> [The problem] Take every line where the string "their" appears and copy it.

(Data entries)
○ ○ ○ ○ ○

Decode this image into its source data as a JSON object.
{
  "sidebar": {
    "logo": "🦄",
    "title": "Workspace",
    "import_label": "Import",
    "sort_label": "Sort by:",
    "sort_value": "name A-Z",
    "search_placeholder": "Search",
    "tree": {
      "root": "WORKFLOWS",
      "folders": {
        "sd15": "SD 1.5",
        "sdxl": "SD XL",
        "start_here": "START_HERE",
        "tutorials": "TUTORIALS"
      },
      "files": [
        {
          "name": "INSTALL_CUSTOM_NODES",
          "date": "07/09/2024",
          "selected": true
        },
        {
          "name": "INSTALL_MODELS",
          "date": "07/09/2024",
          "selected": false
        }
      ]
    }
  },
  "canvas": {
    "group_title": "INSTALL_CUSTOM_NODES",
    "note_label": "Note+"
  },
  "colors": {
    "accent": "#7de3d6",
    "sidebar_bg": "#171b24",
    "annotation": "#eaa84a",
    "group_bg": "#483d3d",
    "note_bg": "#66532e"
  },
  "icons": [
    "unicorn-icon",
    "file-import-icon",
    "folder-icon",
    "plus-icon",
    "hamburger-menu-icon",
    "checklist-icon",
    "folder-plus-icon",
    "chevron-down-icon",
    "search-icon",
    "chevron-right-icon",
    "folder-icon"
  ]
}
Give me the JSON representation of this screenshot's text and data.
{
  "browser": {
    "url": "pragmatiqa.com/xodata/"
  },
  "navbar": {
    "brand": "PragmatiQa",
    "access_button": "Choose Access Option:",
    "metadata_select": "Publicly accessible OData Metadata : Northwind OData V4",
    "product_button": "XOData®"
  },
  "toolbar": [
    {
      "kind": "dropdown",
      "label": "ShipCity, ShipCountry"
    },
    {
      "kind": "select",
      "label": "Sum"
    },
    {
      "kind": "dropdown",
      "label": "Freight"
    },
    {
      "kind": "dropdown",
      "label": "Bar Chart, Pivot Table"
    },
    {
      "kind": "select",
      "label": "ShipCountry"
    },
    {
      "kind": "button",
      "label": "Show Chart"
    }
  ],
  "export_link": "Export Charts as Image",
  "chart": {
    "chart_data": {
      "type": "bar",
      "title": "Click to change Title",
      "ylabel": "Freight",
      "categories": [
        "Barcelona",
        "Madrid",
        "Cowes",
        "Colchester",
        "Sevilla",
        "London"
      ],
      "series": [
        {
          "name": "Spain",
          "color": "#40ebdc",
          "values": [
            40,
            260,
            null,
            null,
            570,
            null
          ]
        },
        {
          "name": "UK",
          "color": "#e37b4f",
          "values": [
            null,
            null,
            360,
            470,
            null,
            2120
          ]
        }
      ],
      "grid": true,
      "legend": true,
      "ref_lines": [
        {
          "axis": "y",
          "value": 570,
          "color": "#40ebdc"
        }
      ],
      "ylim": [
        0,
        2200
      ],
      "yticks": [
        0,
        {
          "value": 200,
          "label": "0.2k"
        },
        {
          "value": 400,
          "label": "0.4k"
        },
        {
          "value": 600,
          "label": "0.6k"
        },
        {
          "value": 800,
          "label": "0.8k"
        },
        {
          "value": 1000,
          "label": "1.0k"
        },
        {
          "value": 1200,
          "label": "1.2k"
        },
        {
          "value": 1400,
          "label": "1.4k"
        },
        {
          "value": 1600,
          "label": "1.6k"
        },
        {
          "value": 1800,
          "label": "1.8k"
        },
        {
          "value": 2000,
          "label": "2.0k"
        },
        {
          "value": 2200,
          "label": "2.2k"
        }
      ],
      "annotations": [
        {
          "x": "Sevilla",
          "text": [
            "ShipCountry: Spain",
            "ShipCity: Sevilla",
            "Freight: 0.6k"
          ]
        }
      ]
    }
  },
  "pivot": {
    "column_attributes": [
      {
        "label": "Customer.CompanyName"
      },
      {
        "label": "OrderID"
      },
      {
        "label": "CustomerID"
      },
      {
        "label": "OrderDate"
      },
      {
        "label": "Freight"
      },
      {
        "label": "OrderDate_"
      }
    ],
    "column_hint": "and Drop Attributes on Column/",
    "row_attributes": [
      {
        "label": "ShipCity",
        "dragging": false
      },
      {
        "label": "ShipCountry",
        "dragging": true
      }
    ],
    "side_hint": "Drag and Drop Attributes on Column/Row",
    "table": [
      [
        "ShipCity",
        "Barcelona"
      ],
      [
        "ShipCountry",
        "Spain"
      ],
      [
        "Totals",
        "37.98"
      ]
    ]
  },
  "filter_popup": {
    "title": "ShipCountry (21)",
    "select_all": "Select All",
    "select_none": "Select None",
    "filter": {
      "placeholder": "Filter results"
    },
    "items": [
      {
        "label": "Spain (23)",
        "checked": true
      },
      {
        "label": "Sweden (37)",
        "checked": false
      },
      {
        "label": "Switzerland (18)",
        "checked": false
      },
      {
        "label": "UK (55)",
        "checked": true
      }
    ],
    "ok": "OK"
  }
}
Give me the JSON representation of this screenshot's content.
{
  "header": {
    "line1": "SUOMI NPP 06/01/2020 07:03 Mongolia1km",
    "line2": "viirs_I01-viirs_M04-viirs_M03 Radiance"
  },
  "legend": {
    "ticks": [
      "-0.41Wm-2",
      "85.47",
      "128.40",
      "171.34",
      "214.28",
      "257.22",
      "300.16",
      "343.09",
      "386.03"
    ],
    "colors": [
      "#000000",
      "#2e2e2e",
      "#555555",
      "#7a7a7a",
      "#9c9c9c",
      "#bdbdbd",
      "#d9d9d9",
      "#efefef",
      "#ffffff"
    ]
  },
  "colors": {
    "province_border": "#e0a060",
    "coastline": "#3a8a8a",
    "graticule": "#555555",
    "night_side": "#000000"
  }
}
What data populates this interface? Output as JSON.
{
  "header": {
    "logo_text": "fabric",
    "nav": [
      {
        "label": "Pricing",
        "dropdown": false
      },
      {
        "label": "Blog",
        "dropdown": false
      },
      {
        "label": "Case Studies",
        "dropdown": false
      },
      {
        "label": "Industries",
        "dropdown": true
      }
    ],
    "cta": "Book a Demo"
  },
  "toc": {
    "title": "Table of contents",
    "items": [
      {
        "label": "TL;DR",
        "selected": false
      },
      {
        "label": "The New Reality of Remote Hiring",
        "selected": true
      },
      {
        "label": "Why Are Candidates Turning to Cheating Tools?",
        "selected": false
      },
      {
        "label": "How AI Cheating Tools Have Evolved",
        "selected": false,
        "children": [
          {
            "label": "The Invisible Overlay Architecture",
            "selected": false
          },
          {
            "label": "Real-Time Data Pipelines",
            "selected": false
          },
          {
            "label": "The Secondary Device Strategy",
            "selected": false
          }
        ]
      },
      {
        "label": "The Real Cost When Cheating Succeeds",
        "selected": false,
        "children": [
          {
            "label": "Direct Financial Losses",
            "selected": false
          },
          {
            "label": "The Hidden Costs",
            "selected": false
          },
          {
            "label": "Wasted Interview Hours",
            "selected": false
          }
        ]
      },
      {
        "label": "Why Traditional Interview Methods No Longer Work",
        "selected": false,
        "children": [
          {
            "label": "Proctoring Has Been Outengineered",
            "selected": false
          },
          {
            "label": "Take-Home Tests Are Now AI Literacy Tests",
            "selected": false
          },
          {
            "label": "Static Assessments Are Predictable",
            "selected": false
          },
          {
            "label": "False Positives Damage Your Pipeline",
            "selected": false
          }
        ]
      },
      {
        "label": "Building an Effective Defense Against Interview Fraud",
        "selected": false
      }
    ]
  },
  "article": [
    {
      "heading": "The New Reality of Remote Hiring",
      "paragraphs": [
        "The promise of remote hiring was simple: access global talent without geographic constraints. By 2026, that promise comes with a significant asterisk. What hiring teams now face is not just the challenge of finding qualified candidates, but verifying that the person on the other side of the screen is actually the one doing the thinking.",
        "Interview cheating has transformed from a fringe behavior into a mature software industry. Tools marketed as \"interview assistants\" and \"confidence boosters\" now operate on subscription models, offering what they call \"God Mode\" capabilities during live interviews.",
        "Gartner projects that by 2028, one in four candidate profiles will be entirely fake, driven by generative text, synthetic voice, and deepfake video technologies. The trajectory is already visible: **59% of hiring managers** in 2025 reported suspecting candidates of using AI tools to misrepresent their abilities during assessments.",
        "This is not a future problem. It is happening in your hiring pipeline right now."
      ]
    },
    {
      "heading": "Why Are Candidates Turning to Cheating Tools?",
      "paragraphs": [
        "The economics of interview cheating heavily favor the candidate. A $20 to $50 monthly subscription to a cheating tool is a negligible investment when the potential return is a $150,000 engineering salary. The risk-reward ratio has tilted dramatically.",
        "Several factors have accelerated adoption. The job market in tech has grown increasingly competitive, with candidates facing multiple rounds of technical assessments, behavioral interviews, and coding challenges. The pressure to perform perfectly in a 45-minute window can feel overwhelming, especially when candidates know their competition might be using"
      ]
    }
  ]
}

○ ○ ○ ○ ○

> [Completed task]
        "Gartner projects that by 2028, one in four candidate profiles will be entirely fake, driven by generative text, synthetic voice, and deepfake video technologies. The trajectory is already visible: **59% of hiring managers** in 2025 reported suspecting candidates of using AI tools to misrepresent their abilities during assessments.",
        "Several factors have accelerated adoption. The job market in tech has grown increasingly competitive, with candidates facing multiple rounds of technical assessments, behavioral interviews, and coding challenges. The pressure to perform perfectly in a 45-minute window can feel overwhelming, especially when candidates know their competition might be using"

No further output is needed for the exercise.